BEGIN DATA TO USE

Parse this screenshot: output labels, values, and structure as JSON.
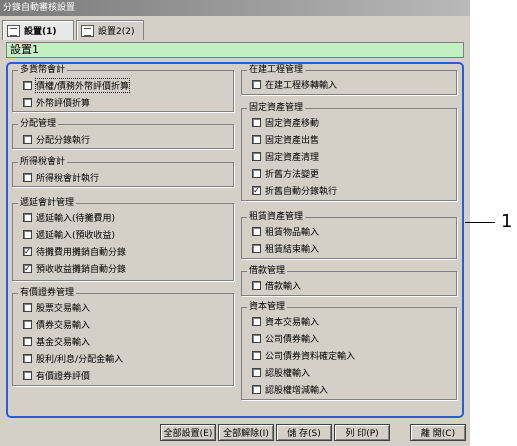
{
  "window": {
    "title": "分錄自動審核設置"
  },
  "tabs": [
    {
      "label": "設置(1)"
    },
    {
      "label": "設置2(2)"
    }
  ],
  "setting_name": "設置1",
  "groups": [
    {
      "title": "多貨幣會計",
      "items": [
        {
          "label": "債權/債務外幣評價折算",
          "checked": false,
          "highlight": true
        },
        {
          "label": "外幣評價折算",
          "checked": false
        }
      ]
    },
    {
      "title": "分配管理",
      "items": [
        {
          "label": "分配分錄執行",
          "checked": false
        }
      ]
    },
    {
      "title": "所得稅會計",
      "items": [
        {
          "label": "所得稅會計執行",
          "checked": false
        }
      ]
    },
    {
      "title": "遞延會計管理",
      "items": [
        {
          "label": "遞延輸入(待攤費用)",
          "checked": false
        },
        {
          "label": "遞延輸入(預收收益)",
          "checked": false
        },
        {
          "label": "待攤費用攤銷自動分錄",
          "checked": true
        },
        {
          "label": "預收收益攤銷自動分錄",
          "checked": true
        }
      ]
    },
    {
      "title": "有價證券管理",
      "items": [
        {
          "label": "股票交易輸入",
          "checked": false
        },
        {
          "label": "債券交易輸入",
          "checked": false
        },
        {
          "label": "基金交易輸入",
          "checked": false
        },
        {
          "label": "股利/利息/分配金輸入",
          "checked": false
        },
        {
          "label": "有價證券評價",
          "checked": false
        }
      ]
    },
    {
      "title": "在建工程管理",
      "items": [
        {
          "label": "在建工程移轉輸入",
          "checked": false
        }
      ]
    },
    {
      "title": "固定資產管理",
      "items": [
        {
          "label": "固定資產移動",
          "checked": false
        },
        {
          "label": "固定資產出售",
          "checked": false
        },
        {
          "label": "固定資產清理",
          "checked": false
        },
        {
          "label": "折舊方法變更",
          "checked": false
        },
        {
          "label": "折舊自動分錄執行",
          "checked": true
        }
      ]
    },
    {
      "title": "租賃資產管理",
      "items": [
        {
          "label": "租賃物品輸入",
          "checked": false
        },
        {
          "label": "租賃結束輸入",
          "checked": false
        }
      ]
    },
    {
      "title": "借款管理",
      "items": [
        {
          "label": "借款輸入",
          "checked": false
        }
      ]
    },
    {
      "title": "資本管理",
      "items": [
        {
          "label": "資本交易輸入",
          "checked": false
        },
        {
          "label": "公司債券輸入",
          "checked": false
        },
        {
          "label": "公司債券資料確定輸入",
          "checked": false
        },
        {
          "label": "認股權輸入",
          "checked": false
        },
        {
          "label": "認股權增減輸入",
          "checked": false
        }
      ]
    }
  ],
  "buttons": {
    "select_all": "全部設置(E)",
    "clear_all": "全部解除(I)",
    "save": "儲 存(S)",
    "print": "列 印(P)",
    "close": "離 開(C)"
  },
  "callout": "1"
}
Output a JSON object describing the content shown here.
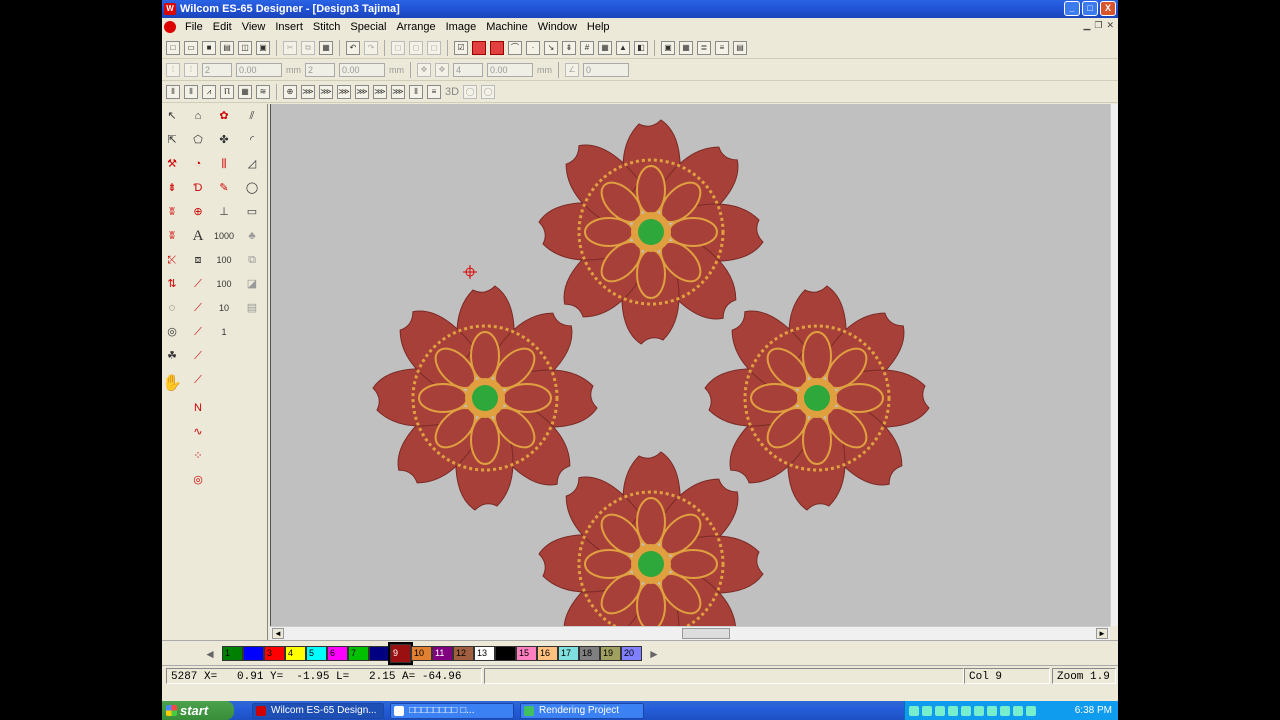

END DATA TO USE

◆ OBJECTIVE: Every line is to be duplicated exactly, though pictures stay out.

◆ RESULT:
Parse this screenshot: output labels, values, and structure as JSON.
{
  "window": {
    "title": "分錄自動審核設置"
  },
  "tabs": [
    {
      "label": "設置(1)"
    },
    {
      "label": "設置2(2)"
    }
  ],
  "setting_name": "設置1",
  "groups": [
    {
      "title": "多貨幣會計",
      "items": [
        {
          "label": "債權/債務外幣評價折算",
          "checked": false,
          "highlight": true
        },
        {
          "label": "外幣評價折算",
          "checked": false
        }
      ]
    },
    {
      "title": "分配管理",
      "items": [
        {
          "label": "分配分錄執行",
          "checked": false
        }
      ]
    },
    {
      "title": "所得稅會計",
      "items": [
        {
          "label": "所得稅會計執行",
          "checked": false
        }
      ]
    },
    {
      "title": "遞延會計管理",
      "items": [
        {
          "label": "遞延輸入(待攤費用)",
          "checked": false
        },
        {
          "label": "遞延輸入(預收收益)",
          "checked": false
        },
        {
          "label": "待攤費用攤銷自動分錄",
          "checked": true
        },
        {
          "label": "預收收益攤銷自動分錄",
          "checked": true
        }
      ]
    },
    {
      "title": "有價證券管理",
      "items": [
        {
          "label": "股票交易輸入",
          "checked": false
        },
        {
          "label": "債券交易輸入",
          "checked": false
        },
        {
          "label": "基金交易輸入",
          "checked": false
        },
        {
          "label": "股利/利息/分配金輸入",
          "checked": false
        },
        {
          "label": "有價證券評價",
          "checked": false
        }
      ]
    },
    {
      "title": "在建工程管理",
      "items": [
        {
          "label": "在建工程移轉輸入",
          "checked": false
        }
      ]
    },
    {
      "title": "固定資產管理",
      "items": [
        {
          "label": "固定資產移動",
          "checked": false
        },
        {
          "label": "固定資產出售",
          "checked": false
        },
        {
          "label": "固定資產清理",
          "checked": false
        },
        {
          "label": "折舊方法變更",
          "checked": false
        },
        {
          "label": "折舊自動分錄執行",
          "checked": true
        }
      ]
    },
    {
      "title": "租賃資產管理",
      "items": [
        {
          "label": "租賃物品輸入",
          "checked": false
        },
        {
          "label": "租賃結束輸入",
          "checked": false
        }
      ]
    },
    {
      "title": "借款管理",
      "items": [
        {
          "label": "借款輸入",
          "checked": false
        }
      ]
    },
    {
      "title": "資本管理",
      "items": [
        {
          "label": "資本交易輸入",
          "checked": false
        },
        {
          "label": "公司債券輸入",
          "checked": false
        },
        {
          "label": "公司債券資料確定輸入",
          "checked": false
        },
        {
          "label": "認股權輸入",
          "checked": false
        },
        {
          "label": "認股權增減輸入",
          "checked": false
        }
      ]
    }
  ],
  "buttons": {
    "select_all": "全部設置(E)",
    "clear_all": "全部解除(I)",
    "save": "儲 存(S)",
    "print": "列 印(P)",
    "close": "離 開(C)"
  },
  "callout": "1"
}
Output a JSON object describing the content shown here.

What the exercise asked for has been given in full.